_Set task:_ Find every line of the listing below where "ściany" appears, and copy it.

>> START

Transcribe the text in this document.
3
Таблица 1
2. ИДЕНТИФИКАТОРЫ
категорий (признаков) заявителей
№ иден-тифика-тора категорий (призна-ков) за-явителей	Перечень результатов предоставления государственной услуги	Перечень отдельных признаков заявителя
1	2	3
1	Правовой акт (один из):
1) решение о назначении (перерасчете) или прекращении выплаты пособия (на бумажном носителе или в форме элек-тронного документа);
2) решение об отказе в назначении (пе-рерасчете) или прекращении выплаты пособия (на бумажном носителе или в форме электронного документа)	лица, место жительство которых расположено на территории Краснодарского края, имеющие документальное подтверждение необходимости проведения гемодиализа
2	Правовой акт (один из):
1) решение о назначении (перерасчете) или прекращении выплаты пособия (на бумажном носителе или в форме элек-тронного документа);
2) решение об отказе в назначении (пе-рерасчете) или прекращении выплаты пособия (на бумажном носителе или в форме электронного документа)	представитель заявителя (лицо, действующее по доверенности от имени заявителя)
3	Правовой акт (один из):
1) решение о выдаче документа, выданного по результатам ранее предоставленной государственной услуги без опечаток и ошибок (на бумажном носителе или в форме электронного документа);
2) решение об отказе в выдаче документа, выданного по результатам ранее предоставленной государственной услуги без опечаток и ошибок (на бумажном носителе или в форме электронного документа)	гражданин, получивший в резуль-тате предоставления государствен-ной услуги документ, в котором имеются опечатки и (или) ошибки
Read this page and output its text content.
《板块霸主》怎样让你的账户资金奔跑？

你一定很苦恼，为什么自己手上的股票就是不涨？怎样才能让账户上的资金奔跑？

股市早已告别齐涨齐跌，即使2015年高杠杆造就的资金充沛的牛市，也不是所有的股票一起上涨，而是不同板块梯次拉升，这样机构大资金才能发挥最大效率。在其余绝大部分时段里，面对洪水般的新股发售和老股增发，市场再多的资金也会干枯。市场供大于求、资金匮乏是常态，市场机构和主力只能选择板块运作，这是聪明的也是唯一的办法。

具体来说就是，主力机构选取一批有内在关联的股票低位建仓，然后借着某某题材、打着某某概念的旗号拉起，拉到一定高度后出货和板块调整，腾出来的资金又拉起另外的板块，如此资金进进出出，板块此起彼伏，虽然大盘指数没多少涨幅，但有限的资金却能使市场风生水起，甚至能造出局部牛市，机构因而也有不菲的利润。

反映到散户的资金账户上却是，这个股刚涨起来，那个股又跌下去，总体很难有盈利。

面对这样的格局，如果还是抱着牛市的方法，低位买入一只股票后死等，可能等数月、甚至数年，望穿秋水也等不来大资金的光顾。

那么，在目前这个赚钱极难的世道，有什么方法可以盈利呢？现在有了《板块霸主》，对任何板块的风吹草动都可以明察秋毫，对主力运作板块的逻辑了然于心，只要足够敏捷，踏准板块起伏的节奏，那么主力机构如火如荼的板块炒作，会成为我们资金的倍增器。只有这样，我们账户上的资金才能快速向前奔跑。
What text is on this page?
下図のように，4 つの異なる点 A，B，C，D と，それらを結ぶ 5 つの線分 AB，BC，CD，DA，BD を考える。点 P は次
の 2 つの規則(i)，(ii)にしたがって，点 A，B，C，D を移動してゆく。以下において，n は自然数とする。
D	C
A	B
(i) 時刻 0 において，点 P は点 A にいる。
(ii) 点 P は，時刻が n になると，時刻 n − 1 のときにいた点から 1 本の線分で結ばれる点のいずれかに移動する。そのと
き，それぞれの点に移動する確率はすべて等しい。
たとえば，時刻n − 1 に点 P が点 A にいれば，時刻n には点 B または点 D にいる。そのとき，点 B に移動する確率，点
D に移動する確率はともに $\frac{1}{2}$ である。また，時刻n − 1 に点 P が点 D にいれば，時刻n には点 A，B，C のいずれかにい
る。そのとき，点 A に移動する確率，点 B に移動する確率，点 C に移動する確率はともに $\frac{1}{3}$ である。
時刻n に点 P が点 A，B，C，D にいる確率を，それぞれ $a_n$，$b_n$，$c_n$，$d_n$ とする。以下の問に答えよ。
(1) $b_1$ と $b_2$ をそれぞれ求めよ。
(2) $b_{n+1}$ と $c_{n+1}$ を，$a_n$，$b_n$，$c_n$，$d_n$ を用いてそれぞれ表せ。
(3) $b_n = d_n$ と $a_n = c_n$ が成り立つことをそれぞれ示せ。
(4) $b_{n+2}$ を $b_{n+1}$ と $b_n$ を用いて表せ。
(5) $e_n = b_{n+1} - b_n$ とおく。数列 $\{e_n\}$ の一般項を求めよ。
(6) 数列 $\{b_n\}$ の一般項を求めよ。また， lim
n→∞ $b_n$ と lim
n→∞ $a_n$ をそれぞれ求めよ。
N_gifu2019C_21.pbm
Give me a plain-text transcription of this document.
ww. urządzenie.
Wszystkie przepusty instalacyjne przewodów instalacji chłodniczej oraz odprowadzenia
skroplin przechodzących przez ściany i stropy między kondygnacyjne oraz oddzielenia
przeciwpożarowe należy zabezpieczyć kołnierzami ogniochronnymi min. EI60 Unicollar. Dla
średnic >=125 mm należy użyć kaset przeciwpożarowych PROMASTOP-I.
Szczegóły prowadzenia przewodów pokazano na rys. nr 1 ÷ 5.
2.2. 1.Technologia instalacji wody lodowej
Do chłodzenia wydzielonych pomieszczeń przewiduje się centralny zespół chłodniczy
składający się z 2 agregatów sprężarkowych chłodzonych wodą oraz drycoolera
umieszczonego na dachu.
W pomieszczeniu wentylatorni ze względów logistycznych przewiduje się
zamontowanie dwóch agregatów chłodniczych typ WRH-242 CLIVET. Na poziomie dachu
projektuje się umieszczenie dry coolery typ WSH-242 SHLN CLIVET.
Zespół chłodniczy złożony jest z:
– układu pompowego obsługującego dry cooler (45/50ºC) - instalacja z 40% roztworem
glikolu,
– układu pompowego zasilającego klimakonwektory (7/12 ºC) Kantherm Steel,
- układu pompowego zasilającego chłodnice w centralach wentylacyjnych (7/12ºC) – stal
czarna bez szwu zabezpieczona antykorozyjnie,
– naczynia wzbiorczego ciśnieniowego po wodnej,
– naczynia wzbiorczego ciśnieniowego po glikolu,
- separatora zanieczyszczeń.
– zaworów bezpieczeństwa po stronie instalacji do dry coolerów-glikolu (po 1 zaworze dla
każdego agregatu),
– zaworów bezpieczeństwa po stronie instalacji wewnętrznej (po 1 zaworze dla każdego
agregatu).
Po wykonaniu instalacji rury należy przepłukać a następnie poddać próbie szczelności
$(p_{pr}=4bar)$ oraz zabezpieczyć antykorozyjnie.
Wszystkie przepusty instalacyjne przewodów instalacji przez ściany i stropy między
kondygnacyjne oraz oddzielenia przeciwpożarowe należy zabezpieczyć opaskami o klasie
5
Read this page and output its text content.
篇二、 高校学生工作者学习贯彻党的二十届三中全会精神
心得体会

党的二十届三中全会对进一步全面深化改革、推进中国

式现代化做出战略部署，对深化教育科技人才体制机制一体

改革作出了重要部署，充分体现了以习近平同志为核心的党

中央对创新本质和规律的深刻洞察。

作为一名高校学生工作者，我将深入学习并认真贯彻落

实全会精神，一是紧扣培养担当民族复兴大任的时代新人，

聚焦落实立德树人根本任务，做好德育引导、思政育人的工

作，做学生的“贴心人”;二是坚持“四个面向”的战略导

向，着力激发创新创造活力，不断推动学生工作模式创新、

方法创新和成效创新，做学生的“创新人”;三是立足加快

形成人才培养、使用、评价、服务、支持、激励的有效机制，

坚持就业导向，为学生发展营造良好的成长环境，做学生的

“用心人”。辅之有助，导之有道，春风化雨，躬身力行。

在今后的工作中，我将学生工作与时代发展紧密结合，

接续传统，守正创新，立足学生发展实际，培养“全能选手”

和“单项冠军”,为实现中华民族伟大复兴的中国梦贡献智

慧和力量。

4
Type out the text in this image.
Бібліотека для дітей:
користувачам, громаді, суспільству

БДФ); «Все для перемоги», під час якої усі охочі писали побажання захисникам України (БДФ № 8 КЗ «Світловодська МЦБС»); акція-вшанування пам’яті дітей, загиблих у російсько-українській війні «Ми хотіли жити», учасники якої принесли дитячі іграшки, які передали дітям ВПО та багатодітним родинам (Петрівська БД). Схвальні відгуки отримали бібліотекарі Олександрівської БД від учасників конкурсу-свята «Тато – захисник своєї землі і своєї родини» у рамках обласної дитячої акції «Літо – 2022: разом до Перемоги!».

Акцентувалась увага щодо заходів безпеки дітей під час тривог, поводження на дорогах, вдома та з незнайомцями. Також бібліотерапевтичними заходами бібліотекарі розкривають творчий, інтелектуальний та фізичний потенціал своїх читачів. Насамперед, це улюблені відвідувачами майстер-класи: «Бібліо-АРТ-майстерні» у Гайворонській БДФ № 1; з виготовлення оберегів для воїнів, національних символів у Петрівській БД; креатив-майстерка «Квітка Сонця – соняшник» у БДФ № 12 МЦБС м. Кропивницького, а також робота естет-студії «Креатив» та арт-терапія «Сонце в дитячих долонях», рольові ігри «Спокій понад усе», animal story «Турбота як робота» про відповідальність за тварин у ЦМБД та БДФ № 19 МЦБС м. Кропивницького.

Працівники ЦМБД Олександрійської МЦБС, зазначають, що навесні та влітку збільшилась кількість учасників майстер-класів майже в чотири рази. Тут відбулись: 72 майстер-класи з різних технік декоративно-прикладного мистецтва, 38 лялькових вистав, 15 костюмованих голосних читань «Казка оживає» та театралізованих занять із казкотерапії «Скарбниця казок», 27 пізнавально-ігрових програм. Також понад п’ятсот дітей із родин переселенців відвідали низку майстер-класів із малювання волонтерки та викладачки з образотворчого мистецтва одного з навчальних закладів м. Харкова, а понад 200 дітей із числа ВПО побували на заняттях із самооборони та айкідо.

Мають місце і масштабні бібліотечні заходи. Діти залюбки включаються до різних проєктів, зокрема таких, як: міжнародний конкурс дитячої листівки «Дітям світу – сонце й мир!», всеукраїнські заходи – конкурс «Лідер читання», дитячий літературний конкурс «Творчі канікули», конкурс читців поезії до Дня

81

>> END

_Written solution:_
skroplin przechodzących przez ściany i stropy między kondygnacyjne oraz oddzielenia
Wszystkie przepusty instalacyjne przewodów instalacji przez ściany i stropy między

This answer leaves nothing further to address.